SOURCE DATA section start

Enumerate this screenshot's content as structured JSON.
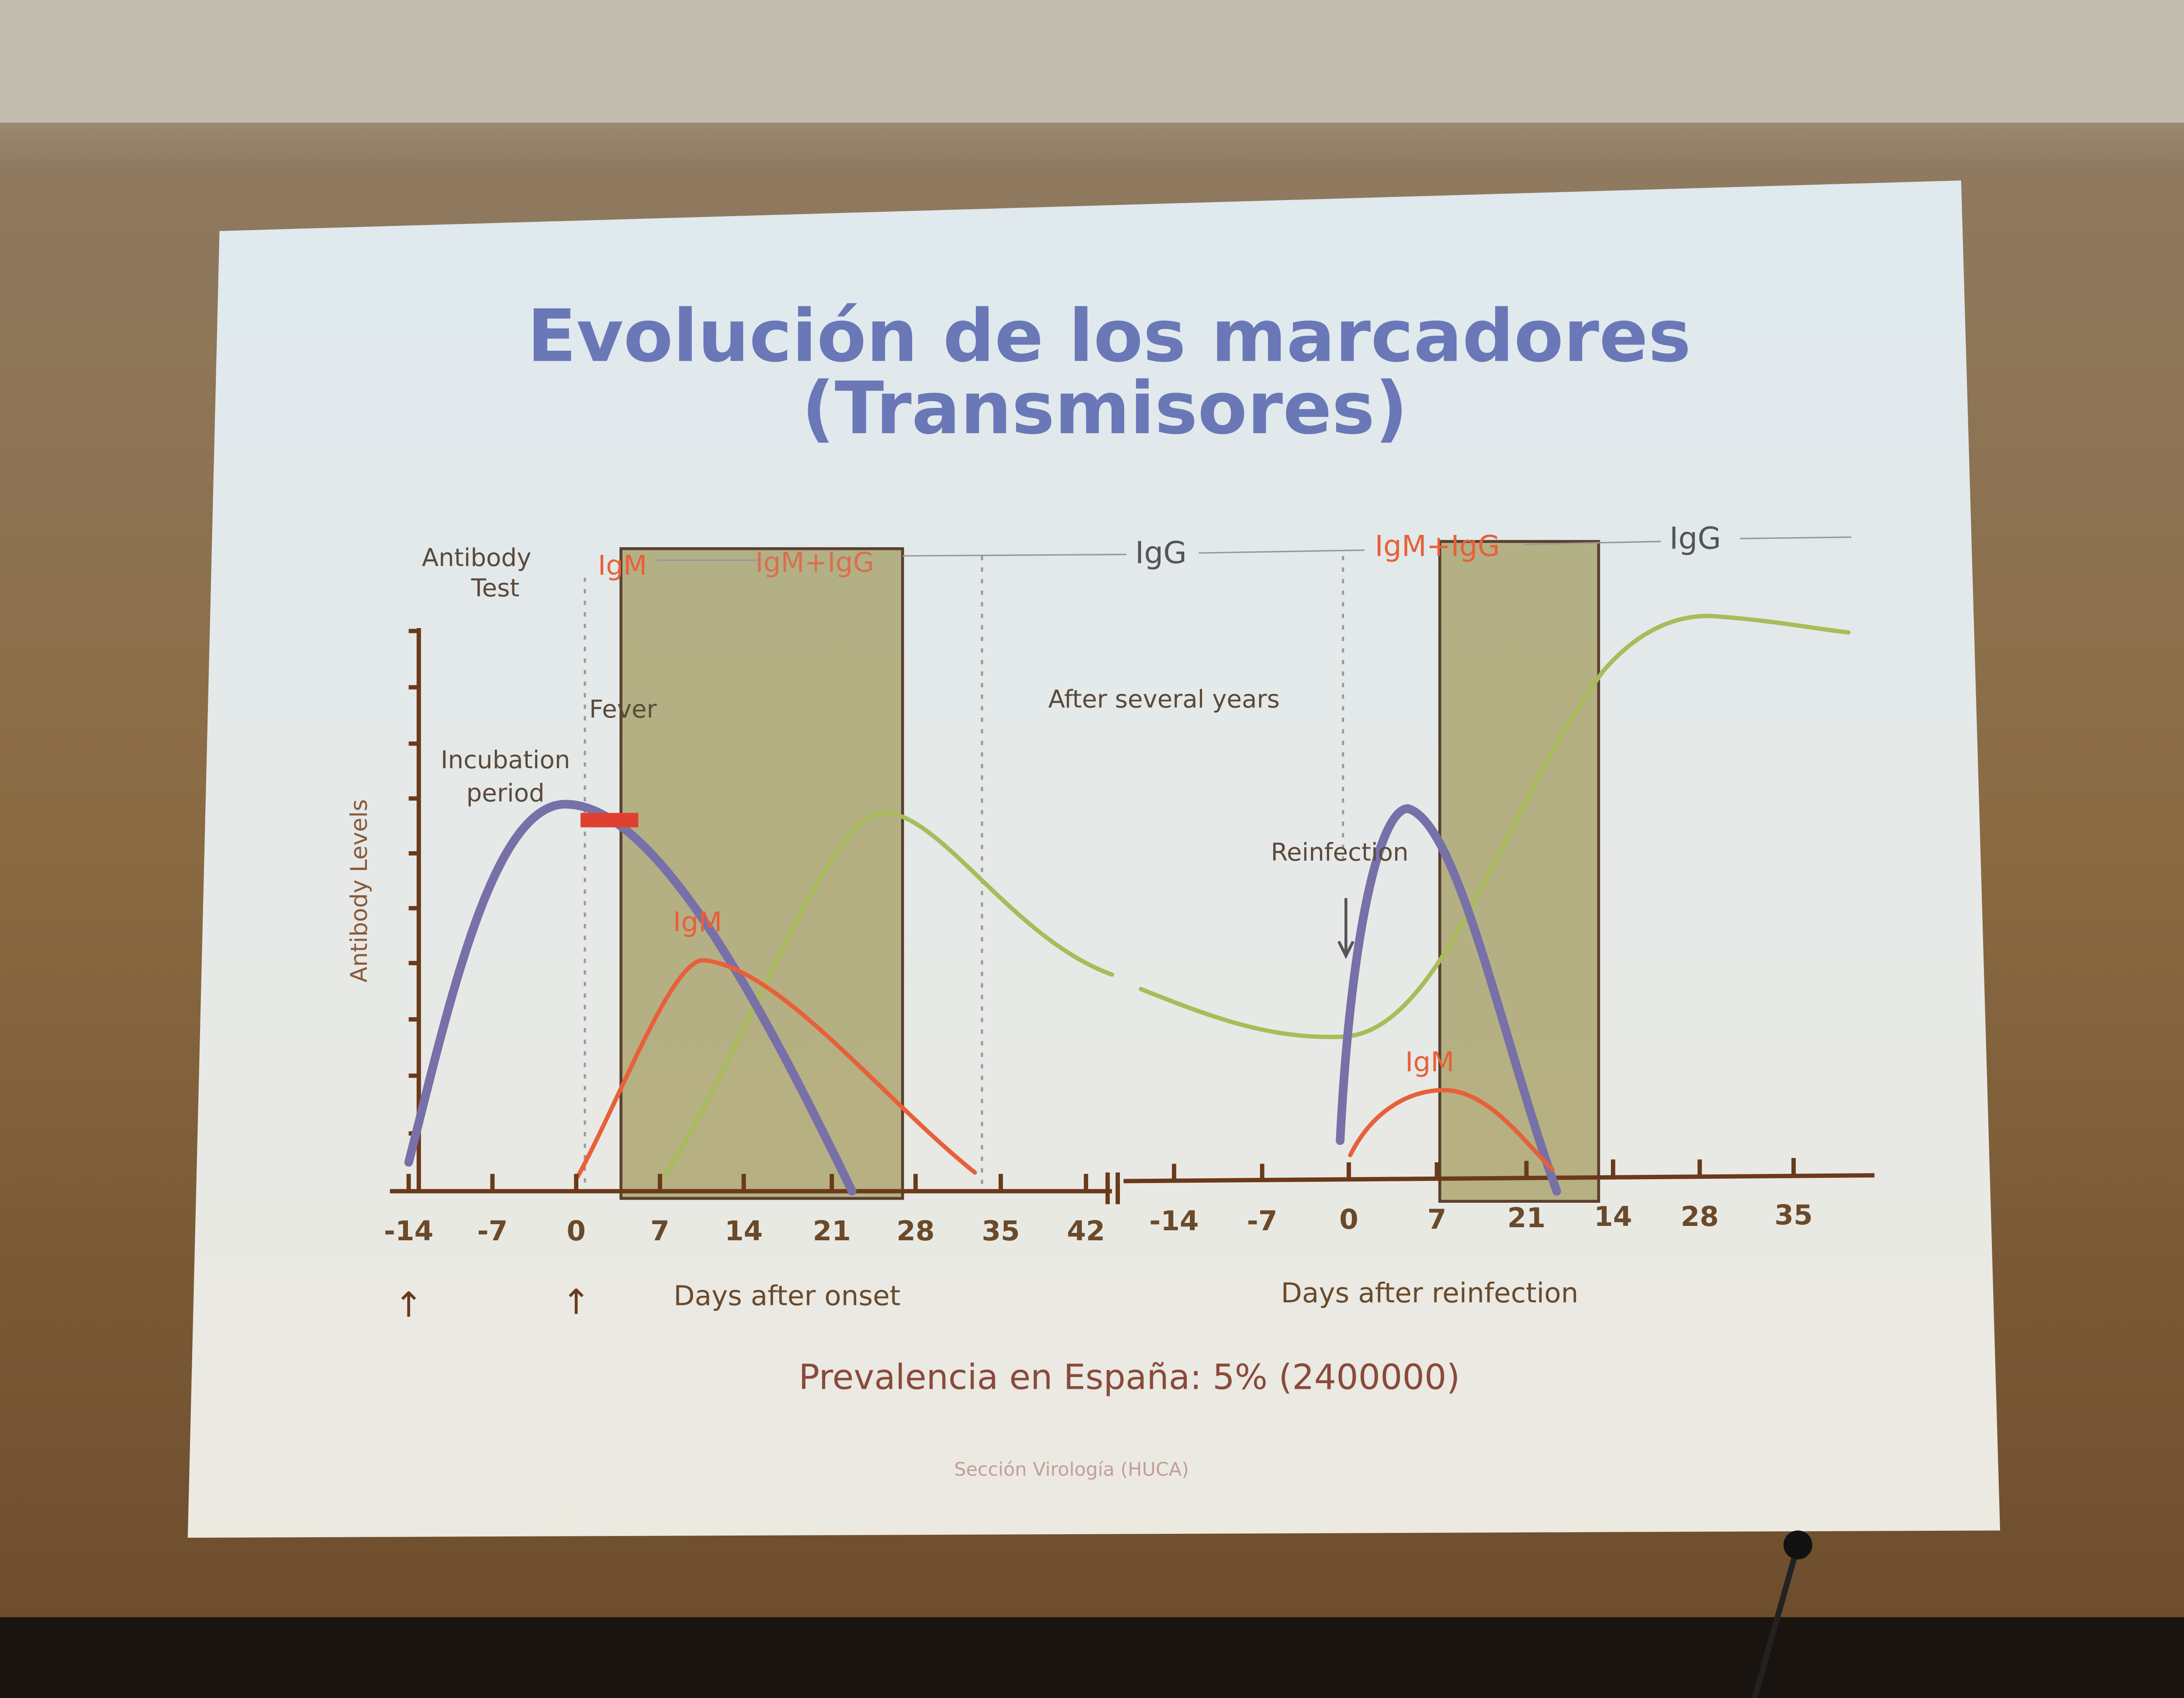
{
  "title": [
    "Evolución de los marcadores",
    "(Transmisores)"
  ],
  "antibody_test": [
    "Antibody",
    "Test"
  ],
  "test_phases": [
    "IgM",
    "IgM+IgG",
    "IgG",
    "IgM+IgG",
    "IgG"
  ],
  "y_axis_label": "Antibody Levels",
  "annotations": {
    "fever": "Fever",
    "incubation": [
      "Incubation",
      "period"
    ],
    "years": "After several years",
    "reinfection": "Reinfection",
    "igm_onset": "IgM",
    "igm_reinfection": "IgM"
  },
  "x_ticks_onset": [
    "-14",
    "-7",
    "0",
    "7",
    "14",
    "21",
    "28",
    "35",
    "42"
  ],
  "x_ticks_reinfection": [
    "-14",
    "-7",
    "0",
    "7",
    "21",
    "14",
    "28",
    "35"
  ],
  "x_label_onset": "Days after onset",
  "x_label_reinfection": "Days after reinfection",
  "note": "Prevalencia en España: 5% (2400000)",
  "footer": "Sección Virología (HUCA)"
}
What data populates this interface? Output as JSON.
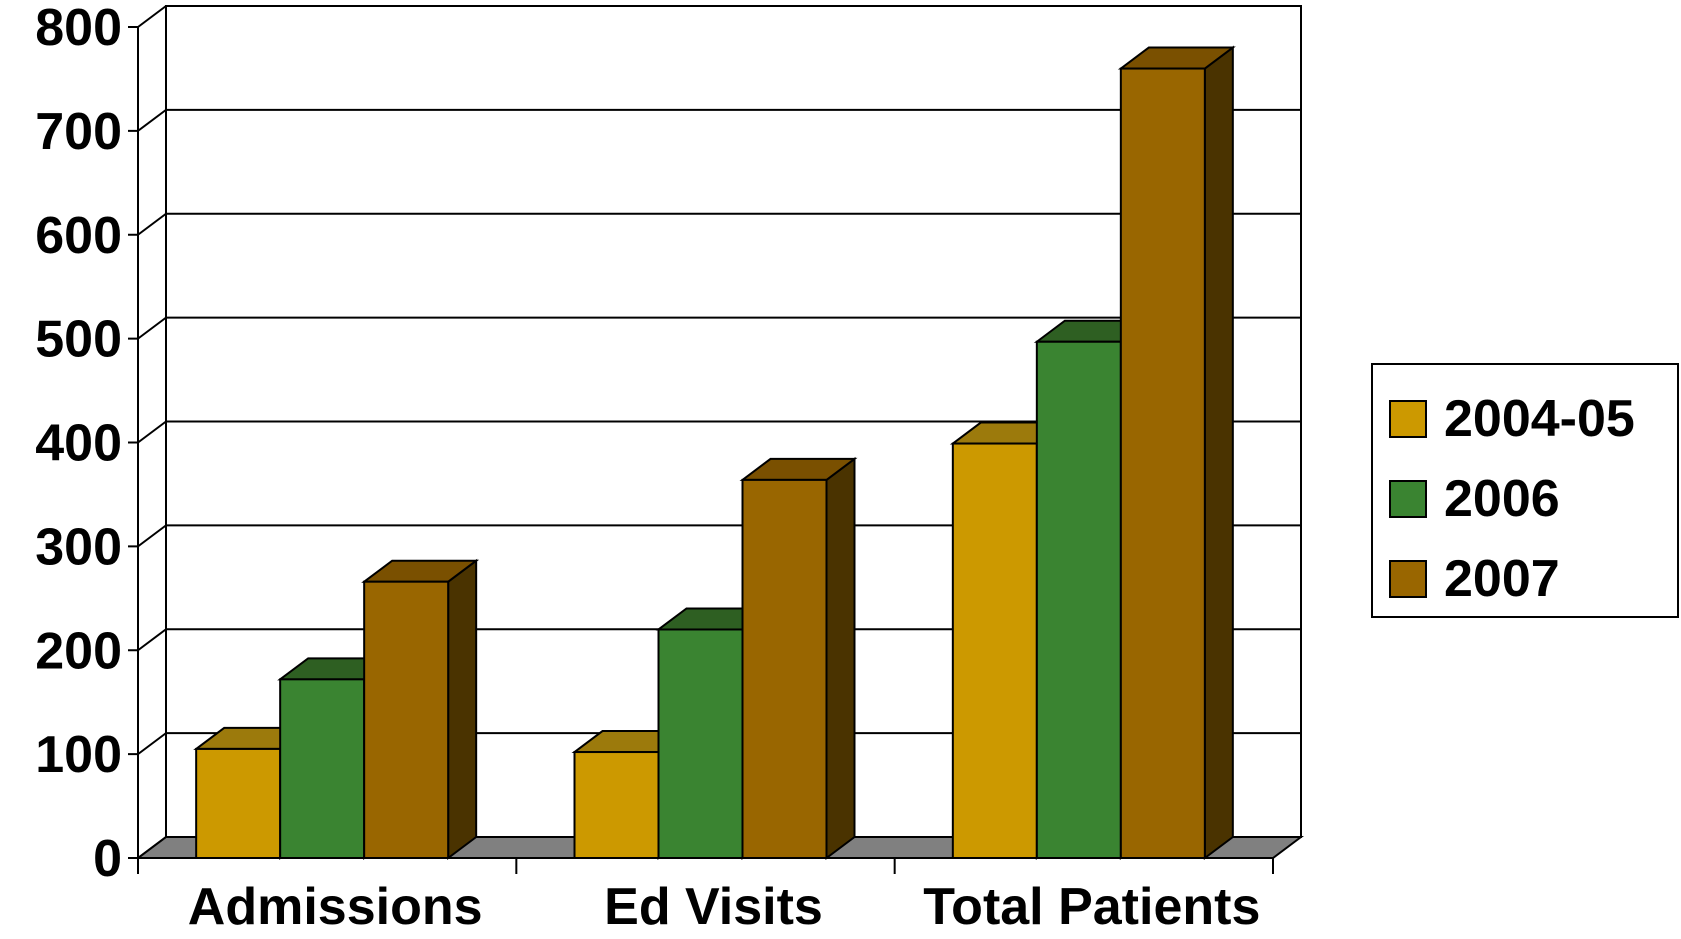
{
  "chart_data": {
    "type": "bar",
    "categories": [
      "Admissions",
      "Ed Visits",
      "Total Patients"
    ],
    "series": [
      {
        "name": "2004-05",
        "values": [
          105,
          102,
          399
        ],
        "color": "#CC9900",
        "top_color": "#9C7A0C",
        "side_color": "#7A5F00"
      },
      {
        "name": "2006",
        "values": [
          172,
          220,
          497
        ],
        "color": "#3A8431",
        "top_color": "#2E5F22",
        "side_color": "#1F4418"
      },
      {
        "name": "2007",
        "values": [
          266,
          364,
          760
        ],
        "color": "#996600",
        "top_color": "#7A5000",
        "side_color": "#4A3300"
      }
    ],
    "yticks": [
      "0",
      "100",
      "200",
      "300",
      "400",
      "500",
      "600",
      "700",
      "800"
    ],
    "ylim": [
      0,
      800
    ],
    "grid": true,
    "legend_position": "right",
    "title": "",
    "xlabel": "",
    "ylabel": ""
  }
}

SOURCE DATA section end

YOUR OBJECTIVE: Please output the records above exactly, without the pictures.

RESULT OF THE EXERCISE:
Enumerate this screenshot's content as structured JSON.
{
  "title": [
    "Evolución de los marcadores",
    "(Transmisores)"
  ],
  "antibody_test": [
    "Antibody",
    "Test"
  ],
  "test_phases": [
    "IgM",
    "IgM+IgG",
    "IgG",
    "IgM+IgG",
    "IgG"
  ],
  "y_axis_label": "Antibody Levels",
  "annotations": {
    "fever": "Fever",
    "incubation": [
      "Incubation",
      "period"
    ],
    "years": "After several years",
    "reinfection": "Reinfection",
    "igm_onset": "IgM",
    "igm_reinfection": "IgM"
  },
  "x_ticks_onset": [
    "-14",
    "-7",
    "0",
    "7",
    "14",
    "21",
    "28",
    "35",
    "42"
  ],
  "x_ticks_reinfection": [
    "-14",
    "-7",
    "0",
    "7",
    "21",
    "14",
    "28",
    "35"
  ],
  "x_label_onset": "Days after onset",
  "x_label_reinfection": "Days after reinfection",
  "note": "Prevalencia en España: 5% (2400000)",
  "footer": "Sección Virología (HUCA)"
}
What data populates this interface? Output as JSON.
{
  "chart_data": {
    "type": "bar",
    "categories": [
      "Admissions",
      "Ed Visits",
      "Total Patients"
    ],
    "series": [
      {
        "name": "2004-05",
        "values": [
          105,
          102,
          399
        ],
        "color": "#CC9900",
        "top_color": "#9C7A0C",
        "side_color": "#7A5F00"
      },
      {
        "name": "2006",
        "values": [
          172,
          220,
          497
        ],
        "color": "#3A8431",
        "top_color": "#2E5F22",
        "side_color": "#1F4418"
      },
      {
        "name": "2007",
        "values": [
          266,
          364,
          760
        ],
        "color": "#996600",
        "top_color": "#7A5000",
        "side_color": "#4A3300"
      }
    ],
    "yticks": [
      "0",
      "100",
      "200",
      "300",
      "400",
      "500",
      "600",
      "700",
      "800"
    ],
    "ylim": [
      0,
      800
    ],
    "grid": true,
    "legend_position": "right",
    "title": "",
    "xlabel": "",
    "ylabel": ""
  }
}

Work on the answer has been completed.